Source records:
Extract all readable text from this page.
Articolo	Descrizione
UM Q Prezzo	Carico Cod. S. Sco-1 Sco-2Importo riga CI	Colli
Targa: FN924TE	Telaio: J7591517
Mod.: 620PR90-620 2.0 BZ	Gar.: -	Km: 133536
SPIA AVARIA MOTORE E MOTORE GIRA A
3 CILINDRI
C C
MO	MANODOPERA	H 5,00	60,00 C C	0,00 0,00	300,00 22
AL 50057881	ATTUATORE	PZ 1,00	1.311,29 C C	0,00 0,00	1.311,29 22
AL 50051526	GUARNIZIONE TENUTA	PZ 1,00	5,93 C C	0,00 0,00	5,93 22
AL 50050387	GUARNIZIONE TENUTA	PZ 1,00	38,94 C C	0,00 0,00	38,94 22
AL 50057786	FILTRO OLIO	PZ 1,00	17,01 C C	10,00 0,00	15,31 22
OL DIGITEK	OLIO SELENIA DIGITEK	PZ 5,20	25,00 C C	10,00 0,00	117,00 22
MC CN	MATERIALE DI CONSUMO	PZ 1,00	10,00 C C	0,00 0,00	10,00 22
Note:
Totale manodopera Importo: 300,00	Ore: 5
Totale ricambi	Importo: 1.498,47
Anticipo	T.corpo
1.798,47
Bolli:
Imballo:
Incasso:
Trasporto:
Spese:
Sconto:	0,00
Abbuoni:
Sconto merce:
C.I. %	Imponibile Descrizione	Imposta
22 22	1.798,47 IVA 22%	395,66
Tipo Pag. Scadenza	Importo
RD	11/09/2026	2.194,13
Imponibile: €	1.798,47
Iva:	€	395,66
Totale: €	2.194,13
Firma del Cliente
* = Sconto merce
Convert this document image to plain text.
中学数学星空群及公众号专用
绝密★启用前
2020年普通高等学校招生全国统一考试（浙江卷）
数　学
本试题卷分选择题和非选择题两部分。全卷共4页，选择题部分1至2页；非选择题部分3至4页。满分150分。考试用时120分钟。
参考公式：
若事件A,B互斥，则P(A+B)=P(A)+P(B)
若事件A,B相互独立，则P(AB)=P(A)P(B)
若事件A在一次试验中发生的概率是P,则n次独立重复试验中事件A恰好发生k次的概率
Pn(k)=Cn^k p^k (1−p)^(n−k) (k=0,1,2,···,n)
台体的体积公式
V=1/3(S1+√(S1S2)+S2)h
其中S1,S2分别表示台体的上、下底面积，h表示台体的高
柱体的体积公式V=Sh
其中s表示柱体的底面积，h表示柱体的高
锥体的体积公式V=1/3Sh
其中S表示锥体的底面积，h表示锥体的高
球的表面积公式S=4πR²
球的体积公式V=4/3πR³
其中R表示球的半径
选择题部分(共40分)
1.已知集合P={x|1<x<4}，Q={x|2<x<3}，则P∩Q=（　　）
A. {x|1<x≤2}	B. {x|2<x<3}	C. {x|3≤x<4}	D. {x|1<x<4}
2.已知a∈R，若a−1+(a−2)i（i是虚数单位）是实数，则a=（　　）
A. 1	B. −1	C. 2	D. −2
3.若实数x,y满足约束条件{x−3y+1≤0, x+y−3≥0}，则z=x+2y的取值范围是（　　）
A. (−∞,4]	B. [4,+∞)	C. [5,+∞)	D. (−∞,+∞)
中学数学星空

_EXERCISE AIM_
What is the number of lines above that contain "Totale"? Answer with that number only.

_OUTPUT FOR THIS TASK_
3